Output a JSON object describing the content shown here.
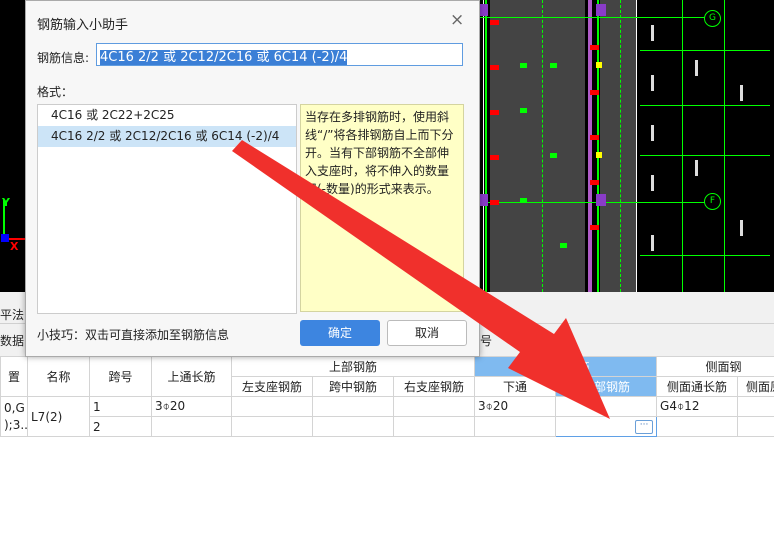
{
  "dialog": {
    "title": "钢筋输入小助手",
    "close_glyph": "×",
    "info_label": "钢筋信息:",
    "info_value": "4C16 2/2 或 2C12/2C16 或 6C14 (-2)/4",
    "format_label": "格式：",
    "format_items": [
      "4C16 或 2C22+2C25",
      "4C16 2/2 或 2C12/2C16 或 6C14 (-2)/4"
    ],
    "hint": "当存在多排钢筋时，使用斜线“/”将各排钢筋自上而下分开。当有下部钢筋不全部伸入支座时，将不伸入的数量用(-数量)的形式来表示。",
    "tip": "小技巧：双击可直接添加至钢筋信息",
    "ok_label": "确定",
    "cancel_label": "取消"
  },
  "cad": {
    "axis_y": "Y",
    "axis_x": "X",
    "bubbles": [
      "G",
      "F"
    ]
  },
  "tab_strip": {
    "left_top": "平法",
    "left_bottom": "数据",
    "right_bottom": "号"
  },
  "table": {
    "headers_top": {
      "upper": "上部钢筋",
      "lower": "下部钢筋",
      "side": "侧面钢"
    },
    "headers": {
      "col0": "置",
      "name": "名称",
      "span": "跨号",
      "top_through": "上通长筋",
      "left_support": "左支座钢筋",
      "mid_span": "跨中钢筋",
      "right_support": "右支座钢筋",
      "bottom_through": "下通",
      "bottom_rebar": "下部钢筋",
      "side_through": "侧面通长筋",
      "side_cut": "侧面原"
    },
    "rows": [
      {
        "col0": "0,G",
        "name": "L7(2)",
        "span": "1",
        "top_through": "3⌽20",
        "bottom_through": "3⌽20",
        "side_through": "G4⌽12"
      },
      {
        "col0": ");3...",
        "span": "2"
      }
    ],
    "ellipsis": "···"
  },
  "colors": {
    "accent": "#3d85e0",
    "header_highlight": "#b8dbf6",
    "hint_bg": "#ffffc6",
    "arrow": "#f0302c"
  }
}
--
■ Requirements: Omitting all images, retype each line of the records precisely.

■ Written reply:
Output a JSON object describing the content shown here.
{
  "dialog": {
    "title": "钢筋输入小助手",
    "close_glyph": "×",
    "info_label": "钢筋信息:",
    "info_value": "4C16 2/2 或 2C12/2C16 或 6C14 (-2)/4",
    "format_label": "格式：",
    "format_items": [
      "4C16 或 2C22+2C25",
      "4C16 2/2 或 2C12/2C16 或 6C14 (-2)/4"
    ],
    "hint": "当存在多排钢筋时，使用斜线“/”将各排钢筋自上而下分开。当有下部钢筋不全部伸入支座时，将不伸入的数量用(-数量)的形式来表示。",
    "tip": "小技巧：双击可直接添加至钢筋信息",
    "ok_label": "确定",
    "cancel_label": "取消"
  },
  "cad": {
    "axis_y": "Y",
    "axis_x": "X",
    "bubbles": [
      "G",
      "F"
    ]
  },
  "tab_strip": {
    "left_top": "平法",
    "left_bottom": "数据",
    "right_bottom": "号"
  },
  "table": {
    "headers_top": {
      "upper": "上部钢筋",
      "lower": "下部钢筋",
      "side": "侧面钢"
    },
    "headers": {
      "col0": "置",
      "name": "名称",
      "span": "跨号",
      "top_through": "上通长筋",
      "left_support": "左支座钢筋",
      "mid_span": "跨中钢筋",
      "right_support": "右支座钢筋",
      "bottom_through": "下通",
      "bottom_rebar": "下部钢筋",
      "side_through": "侧面通长筋",
      "side_cut": "侧面原"
    },
    "rows": [
      {
        "col0": "0,G",
        "name": "L7(2)",
        "span": "1",
        "top_through": "3⌽20",
        "bottom_through": "3⌽20",
        "side_through": "G4⌽12"
      },
      {
        "col0": ");3...",
        "span": "2"
      }
    ],
    "ellipsis": "···"
  },
  "colors": {
    "accent": "#3d85e0",
    "header_highlight": "#b8dbf6",
    "hint_bg": "#ffffc6",
    "arrow": "#f0302c"
  }
}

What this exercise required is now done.